### Work to complete
• 1. In the court opinion on HEI's liability, what was Underwood's job title?
• 2. Carry the court opinion on HEI's liability forward, starting after its final sentence.

### Passage to read
▼

As the previous discussion illustrates
sexual assault is not per se determinative of the scope of employment question. A blanket rule holding all sexual attacks outside the scope of employment as a matter of law because they satisfy the perpetrators' personal desires would draw an unprincipled distinction between such assaults and other types of crimes which employees may commit in response to other personal motivations, such as anger or financial pressures.
Stropes, 547 N.E.2d at 249. With these principles in mind, it is clear summary judgment is appropriate in HEI's favor.
At the time of the incident, Vogelmeier, and Underwood were casino workers. In particular, Vogelmeier was employed as a Food Beverage Director; Food Beverage Supervisor was Underwood's title. (See Def. Reply at Ex. 1, p. 4.) Since the parties have not provided job descriptions for Vogelmeier and Underwood, the court will assume their responsibilities dovetailed with their titles. They were responsible for buying food and beverages; keeping adequate supplies for hungry and thirsty gamblers; training food service workers and bartenders; quality control; and customer satisfaction. The only organic objects a "Food Beverage Director" and a "Food Beverage Supervisor" should touch are fruits, vegetables, dairy products, and meat, not human beings. Unlike the hospital worker in Stropes, Vogelmeier and Underwood were not authorized to make contact with any human being for any reason. By Bishop's own account, on the day in question, May 7, 2000, Bishop, Vogelmeier, and Underwood were present in Merrillville to "serve food and beverages at the event in an effort to promote the company." (Compl. at ¶ 8.) In the continuum of Indiana decisions involving respondeat superior in the context of a sexual assault, this case is most analogous to Konkle, where the court ruled summary judgment was proper. Similarly, this court holds today that HEI is entitled to summary judgment.

▲

[Page layout parsing data]
▼

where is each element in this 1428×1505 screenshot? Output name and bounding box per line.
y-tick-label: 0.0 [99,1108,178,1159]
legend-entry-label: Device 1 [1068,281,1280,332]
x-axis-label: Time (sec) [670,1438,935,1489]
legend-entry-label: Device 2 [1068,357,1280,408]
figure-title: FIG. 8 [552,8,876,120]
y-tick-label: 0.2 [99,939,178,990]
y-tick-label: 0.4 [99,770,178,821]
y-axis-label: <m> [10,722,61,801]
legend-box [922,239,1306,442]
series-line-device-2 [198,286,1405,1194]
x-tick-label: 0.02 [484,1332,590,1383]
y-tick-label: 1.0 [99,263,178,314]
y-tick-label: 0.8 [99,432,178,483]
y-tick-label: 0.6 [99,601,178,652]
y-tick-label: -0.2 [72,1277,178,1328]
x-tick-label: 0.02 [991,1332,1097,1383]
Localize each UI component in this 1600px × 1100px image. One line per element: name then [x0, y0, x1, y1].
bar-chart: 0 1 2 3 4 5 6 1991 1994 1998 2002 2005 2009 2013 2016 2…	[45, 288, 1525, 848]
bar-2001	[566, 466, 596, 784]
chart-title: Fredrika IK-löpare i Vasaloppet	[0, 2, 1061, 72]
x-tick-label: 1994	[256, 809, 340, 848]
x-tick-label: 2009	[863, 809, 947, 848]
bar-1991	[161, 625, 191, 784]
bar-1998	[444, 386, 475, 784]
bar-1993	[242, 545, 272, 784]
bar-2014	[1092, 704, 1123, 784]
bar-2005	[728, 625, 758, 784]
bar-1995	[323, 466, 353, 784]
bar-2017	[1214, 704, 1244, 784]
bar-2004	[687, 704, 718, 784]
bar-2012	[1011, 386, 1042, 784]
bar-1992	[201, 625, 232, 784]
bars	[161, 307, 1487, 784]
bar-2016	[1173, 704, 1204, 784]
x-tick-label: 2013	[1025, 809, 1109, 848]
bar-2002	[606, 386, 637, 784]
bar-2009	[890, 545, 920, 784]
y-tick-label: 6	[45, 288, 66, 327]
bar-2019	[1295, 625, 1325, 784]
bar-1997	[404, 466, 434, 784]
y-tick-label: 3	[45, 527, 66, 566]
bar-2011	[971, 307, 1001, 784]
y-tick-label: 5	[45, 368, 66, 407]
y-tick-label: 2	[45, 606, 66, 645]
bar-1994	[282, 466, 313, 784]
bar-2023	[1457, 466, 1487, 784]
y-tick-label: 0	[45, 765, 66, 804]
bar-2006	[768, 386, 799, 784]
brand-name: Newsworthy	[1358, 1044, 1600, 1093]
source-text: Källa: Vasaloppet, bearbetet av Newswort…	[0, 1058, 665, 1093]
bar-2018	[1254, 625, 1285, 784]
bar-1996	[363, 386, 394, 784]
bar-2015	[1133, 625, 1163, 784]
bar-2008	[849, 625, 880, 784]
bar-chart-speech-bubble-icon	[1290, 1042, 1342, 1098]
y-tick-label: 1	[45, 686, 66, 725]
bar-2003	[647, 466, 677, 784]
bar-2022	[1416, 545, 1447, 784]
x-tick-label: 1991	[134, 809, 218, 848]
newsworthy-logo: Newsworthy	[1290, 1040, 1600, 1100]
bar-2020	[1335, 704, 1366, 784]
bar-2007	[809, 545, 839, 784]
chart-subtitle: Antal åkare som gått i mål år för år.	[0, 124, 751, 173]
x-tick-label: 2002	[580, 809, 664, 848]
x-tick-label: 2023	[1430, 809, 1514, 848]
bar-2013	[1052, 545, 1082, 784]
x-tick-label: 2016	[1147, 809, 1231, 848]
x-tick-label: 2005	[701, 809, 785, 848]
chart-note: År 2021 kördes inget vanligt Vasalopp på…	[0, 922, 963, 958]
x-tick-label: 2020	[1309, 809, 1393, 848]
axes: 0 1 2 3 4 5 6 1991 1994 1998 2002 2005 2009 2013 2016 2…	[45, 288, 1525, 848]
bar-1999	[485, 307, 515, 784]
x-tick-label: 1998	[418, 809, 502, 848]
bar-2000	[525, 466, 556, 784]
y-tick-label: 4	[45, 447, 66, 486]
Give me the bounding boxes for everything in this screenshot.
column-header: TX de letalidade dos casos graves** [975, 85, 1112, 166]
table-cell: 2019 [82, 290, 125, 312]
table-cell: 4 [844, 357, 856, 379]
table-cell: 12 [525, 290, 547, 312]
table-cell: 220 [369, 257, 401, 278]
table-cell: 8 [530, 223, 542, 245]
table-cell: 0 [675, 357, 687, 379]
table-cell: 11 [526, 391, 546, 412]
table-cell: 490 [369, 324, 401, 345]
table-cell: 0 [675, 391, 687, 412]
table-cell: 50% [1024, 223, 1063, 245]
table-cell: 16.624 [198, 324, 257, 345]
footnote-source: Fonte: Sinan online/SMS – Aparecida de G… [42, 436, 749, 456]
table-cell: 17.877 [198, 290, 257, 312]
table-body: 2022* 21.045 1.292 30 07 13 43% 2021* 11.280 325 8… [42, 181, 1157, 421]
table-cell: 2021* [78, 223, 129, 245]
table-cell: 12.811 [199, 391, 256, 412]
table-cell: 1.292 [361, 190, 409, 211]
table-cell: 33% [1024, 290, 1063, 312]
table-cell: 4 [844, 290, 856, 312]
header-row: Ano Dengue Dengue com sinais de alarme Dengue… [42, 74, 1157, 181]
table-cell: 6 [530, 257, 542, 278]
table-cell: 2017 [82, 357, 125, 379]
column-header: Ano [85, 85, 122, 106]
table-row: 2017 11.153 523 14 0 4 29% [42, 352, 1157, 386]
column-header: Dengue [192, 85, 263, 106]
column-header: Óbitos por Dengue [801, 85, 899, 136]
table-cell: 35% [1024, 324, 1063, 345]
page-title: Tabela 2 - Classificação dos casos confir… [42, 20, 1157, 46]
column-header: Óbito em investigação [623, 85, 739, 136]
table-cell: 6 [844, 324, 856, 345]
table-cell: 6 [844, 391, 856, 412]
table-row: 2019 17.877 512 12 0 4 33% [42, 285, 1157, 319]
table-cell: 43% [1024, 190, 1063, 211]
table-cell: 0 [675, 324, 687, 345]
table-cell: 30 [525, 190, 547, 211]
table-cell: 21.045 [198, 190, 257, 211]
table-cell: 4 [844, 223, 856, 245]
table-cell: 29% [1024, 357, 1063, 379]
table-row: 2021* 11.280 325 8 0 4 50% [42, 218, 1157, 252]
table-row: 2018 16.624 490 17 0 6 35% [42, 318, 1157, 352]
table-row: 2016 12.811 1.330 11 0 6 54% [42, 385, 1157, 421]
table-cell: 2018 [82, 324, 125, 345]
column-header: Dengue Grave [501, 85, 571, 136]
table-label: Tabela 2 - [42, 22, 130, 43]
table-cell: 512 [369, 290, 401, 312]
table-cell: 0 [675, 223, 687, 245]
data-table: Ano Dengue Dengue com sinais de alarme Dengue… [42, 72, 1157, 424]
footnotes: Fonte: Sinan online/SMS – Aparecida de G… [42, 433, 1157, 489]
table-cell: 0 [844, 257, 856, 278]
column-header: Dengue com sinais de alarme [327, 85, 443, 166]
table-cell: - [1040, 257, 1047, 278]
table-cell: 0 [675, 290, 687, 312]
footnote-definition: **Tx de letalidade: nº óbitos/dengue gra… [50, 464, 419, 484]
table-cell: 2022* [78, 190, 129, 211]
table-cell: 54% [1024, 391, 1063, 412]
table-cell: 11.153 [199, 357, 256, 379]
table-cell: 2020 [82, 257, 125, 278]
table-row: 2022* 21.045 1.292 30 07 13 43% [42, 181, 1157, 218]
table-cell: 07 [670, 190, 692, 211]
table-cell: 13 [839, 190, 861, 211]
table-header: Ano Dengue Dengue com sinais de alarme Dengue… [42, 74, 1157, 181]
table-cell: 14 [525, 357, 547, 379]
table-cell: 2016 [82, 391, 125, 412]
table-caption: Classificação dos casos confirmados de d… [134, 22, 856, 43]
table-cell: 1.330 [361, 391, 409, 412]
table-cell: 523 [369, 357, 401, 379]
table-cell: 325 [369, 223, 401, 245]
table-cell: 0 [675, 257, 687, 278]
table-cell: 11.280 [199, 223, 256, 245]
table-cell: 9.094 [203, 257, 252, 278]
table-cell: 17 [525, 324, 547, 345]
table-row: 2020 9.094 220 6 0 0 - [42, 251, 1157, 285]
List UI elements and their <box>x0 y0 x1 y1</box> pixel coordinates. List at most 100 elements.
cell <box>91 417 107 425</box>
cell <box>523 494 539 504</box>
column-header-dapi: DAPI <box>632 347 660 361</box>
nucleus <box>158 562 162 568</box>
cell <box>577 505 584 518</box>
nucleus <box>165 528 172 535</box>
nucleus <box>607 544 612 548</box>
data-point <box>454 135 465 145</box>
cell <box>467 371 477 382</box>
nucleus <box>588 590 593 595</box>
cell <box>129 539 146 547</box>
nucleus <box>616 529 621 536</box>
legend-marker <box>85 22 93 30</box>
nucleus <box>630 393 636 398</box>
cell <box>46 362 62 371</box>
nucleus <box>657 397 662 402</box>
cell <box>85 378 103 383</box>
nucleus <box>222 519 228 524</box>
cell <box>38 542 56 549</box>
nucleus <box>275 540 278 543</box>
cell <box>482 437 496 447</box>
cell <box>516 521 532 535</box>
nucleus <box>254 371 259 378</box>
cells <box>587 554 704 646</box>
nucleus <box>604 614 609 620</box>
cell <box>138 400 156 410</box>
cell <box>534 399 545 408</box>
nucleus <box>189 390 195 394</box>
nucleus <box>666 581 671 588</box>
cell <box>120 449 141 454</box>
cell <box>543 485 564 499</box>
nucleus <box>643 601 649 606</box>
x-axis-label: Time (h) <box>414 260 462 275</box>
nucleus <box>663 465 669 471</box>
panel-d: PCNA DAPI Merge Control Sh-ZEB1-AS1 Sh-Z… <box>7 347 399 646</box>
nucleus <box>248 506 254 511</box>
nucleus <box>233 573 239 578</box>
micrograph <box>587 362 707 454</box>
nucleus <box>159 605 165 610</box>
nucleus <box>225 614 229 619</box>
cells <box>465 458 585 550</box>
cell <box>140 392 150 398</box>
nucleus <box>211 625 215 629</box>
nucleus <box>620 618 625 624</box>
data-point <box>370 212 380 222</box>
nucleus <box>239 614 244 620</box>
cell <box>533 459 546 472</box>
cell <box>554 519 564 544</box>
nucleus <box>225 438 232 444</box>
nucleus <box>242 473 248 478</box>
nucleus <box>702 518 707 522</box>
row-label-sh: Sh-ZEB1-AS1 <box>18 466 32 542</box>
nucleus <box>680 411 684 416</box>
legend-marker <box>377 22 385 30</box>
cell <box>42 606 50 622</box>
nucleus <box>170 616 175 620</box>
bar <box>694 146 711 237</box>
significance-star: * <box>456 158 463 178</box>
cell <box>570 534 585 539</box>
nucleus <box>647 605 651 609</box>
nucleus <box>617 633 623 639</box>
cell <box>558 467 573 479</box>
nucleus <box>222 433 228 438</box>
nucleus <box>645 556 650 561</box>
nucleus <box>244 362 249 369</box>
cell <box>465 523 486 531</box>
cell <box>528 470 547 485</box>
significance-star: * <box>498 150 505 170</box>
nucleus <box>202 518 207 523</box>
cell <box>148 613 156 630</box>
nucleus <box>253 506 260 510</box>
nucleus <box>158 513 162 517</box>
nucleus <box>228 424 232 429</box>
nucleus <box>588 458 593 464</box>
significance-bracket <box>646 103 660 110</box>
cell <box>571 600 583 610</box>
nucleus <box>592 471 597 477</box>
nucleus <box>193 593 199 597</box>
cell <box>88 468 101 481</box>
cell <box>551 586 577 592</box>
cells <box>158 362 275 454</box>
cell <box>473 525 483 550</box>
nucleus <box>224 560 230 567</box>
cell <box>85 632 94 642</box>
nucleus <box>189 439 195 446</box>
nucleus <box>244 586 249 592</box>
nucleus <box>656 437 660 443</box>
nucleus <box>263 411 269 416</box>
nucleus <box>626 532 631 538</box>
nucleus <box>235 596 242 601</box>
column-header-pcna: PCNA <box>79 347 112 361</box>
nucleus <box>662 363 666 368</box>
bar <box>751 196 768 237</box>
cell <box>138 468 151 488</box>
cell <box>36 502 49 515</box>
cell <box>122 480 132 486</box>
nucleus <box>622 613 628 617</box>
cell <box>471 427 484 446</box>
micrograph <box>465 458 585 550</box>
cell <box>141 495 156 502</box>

▲

### Replies
• 1. Food Beverage Supervisor

• 2.
IV. CONCLUSION
No employment relationship existed between Bishop and HEI during the period of time relevant to this action. Moreover, Bishop failed to exhaust the administrative requirements that act as a necessary precondition to filing a lawsuit against HEI. Bishop, therefore, is unable to maintain her Title VII claim against HEI. In addition, Vogelmeier and Underwood were acting outside the scope of an employment relationship when they engaged in their tortious conduct. Thus, Bishop is unable to sustain her state law claims against HEI.
Accordingly, the court GRANTS HEI's motion for summary judgment. The Clerk is hereby DIRECTED to enter a judgment in favor HEI (and against Bishop) stating as follows: "With respect to Harrah's Entertainment, Inc., Bishop shall take nothing by way of her complaint." The court DENIES AS MOOT HEI's motion to strike.